→ **Task directions**
Your job is to restate each entry word for word.

→ **Provided information**
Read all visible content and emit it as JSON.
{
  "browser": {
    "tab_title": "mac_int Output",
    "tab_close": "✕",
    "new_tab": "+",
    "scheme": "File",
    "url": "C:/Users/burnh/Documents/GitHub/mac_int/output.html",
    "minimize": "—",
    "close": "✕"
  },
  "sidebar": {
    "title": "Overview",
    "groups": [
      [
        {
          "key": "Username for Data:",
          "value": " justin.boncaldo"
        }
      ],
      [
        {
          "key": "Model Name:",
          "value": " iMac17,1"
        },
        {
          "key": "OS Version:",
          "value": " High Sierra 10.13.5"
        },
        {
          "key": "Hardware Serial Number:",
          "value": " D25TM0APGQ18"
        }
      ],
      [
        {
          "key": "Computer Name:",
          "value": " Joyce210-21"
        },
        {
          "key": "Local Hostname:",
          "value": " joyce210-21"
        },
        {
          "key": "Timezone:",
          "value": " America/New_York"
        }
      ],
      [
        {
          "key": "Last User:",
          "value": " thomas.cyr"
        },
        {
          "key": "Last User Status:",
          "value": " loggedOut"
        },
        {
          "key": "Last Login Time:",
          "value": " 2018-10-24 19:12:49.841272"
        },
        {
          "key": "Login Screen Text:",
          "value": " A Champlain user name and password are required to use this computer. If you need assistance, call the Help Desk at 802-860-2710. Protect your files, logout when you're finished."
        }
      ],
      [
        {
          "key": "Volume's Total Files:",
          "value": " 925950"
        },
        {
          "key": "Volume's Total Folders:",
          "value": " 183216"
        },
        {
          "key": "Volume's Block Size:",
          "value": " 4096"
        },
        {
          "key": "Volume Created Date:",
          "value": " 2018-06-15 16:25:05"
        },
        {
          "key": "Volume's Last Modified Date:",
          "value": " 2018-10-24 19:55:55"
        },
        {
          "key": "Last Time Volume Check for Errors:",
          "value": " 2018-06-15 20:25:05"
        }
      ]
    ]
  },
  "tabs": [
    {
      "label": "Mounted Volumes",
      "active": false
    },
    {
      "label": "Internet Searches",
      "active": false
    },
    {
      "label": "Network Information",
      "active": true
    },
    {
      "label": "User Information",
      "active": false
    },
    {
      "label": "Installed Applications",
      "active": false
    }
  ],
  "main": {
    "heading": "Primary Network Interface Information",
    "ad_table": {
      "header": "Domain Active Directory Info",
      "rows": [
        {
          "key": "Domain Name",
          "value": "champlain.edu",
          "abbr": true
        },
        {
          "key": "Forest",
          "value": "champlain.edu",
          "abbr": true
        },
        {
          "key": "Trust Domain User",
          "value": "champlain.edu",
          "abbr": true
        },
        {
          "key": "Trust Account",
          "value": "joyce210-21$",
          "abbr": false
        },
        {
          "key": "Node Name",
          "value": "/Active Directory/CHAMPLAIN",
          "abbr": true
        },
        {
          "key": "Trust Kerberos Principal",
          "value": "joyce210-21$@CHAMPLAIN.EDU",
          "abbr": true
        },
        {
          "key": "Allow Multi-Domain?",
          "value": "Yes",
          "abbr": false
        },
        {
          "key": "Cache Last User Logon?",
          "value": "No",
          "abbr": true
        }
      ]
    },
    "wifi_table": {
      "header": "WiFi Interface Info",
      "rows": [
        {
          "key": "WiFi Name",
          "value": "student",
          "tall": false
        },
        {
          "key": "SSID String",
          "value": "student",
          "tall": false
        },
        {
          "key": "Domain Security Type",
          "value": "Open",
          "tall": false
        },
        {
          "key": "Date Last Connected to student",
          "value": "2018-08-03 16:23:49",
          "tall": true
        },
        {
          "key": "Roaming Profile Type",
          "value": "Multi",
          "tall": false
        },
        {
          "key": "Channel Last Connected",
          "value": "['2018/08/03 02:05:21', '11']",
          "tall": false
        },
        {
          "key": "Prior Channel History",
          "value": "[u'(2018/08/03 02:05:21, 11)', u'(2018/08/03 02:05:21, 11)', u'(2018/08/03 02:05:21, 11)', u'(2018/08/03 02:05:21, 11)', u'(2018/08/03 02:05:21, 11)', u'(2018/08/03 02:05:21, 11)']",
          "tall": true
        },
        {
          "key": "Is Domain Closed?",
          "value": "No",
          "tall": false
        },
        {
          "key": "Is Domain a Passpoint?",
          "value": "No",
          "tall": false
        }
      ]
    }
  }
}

→ **Worked solution**
Read all visible content and emit it as JSON.
{
  "browser": {
    "tab_title": "mac_int Output",
    "tab_close": "✕",
    "new_tab": "+",
    "scheme": "File",
    "url": "C:/Users/burnh/Documents/GitHub/mac_int/output.html",
    "minimize": "—",
    "close": "✕"
  },
  "sidebar": {
    "title": "Overview",
    "groups": [
      [
        {
          "key": "Username for Data:",
          "value": " justin.boncaldo"
        }
      ],
      [
        {
          "key": "Model Name:",
          "value": " iMac17,1"
        },
        {
          "key": "OS Version:",
          "value": " High Sierra 10.13.5"
        },
        {
          "key": "Hardware Serial Number:",
          "value": " D25TM0APGQ18"
        }
      ],
      [
        {
          "key": "Computer Name:",
          "value": " Joyce210-21"
        },
        {
          "key": "Local Hostname:",
          "value": " joyce210-21"
        },
        {
          "key": "Timezone:",
          "value": " America/New_York"
        }
      ],
      [
        {
          "key": "Last User:",
          "value": " thomas.cyr"
        },
        {
          "key": "Last User Status:",
          "value": " loggedOut"
        },
        {
          "key": "Last Login Time:",
          "value": " 2018-10-24 19:12:49.841272"
        },
        {
          "key": "Login Screen Text:",
          "value": " A Champlain user name and password are required to use this computer. If you need assistance, call the Help Desk at 802-860-2710. Protect your files, logout when you're finished."
        }
      ],
      [
        {
          "key": "Volume's Total Files:",
          "value": " 925950"
        },
        {
          "key": "Volume's Total Folders:",
          "value": " 183216"
        },
        {
          "key": "Volume's Block Size:",
          "value": " 4096"
        },
        {
          "key": "Volume Created Date:",
          "value": " 2018-06-15 16:25:05"
        },
        {
          "key": "Volume's Last Modified Date:",
          "value": " 2018-10-24 19:55:55"
        },
        {
          "key": "Last Time Volume Check for Errors:",
          "value": " 2018-06-15 20:25:05"
        }
      ]
    ]
  },
  "tabs": [
    {
      "label": "Mounted Volumes",
      "active": false
    },
    {
      "label": "Internet Searches",
      "active": false
    },
    {
      "label": "Network Information",
      "active": true
    },
    {
      "label": "User Information",
      "active": false
    },
    {
      "label": "Installed Applications",
      "active": false
    }
  ],
  "main": {
    "heading": "Primary Network Interface Information",
    "ad_table": {
      "header": "Domain Active Directory Info",
      "rows": [
        {
          "key": "Domain Name",
          "value": "champlain.edu",
          "abbr": true
        },
        {
          "key": "Forest",
          "value": "champlain.edu",
          "abbr": true
        },
        {
          "key": "Trust Domain User",
          "value": "champlain.edu",
          "abbr": true
        },
        {
          "key": "Trust Account",
          "value": "joyce210-21$",
          "abbr": false
        },
        {
          "key": "Node Name",
          "value": "/Active Directory/CHAMPLAIN",
          "abbr": true
        },
        {
          "key": "Trust Kerberos Principal",
          "value": "joyce210-21$@CHAMPLAIN.EDU",
          "abbr": true
        },
        {
          "key": "Allow Multi-Domain?",
          "value": "Yes",
          "abbr": false
        },
        {
          "key": "Cache Last User Logon?",
          "value": "No",
          "abbr": true
        }
      ]
    },
    "wifi_table": {
      "header": "WiFi Interface Info",
      "rows": [
        {
          "key": "WiFi Name",
          "value": "student",
          "tall": false
        },
        {
          "key": "SSID String",
          "value": "student",
          "tall": false
        },
        {
          "key": "Domain Security Type",
          "value": "Open",
          "tall": false
        },
        {
          "key": "Date Last Connected to student",
          "value": "2018-08-03 16:23:49",
          "tall": true
        },
        {
          "key": "Roaming Profile Type",
          "value": "Multi",
          "tall": false
        },
        {
          "key": "Channel Last Connected",
          "value": "['2018/08/03 02:05:21', '11']",
          "tall": false
        },
        {
          "key": "Prior Channel History",
          "value": "[u'(2018/08/03 02:05:21, 11)', u'(2018/08/03 02:05:21, 11)', u'(2018/08/03 02:05:21, 11)', u'(2018/08/03 02:05:21, 11)', u'(2018/08/03 02:05:21, 11)', u'(2018/08/03 02:05:21, 11)']",
          "tall": true
        },
        {
          "key": "Is Domain Closed?",
          "value": "No",
          "tall": false
        },
        {
          "key": "Is Domain a Passpoint?",
          "value": "No",
          "tall": false
        }
      ]
    }
  }
}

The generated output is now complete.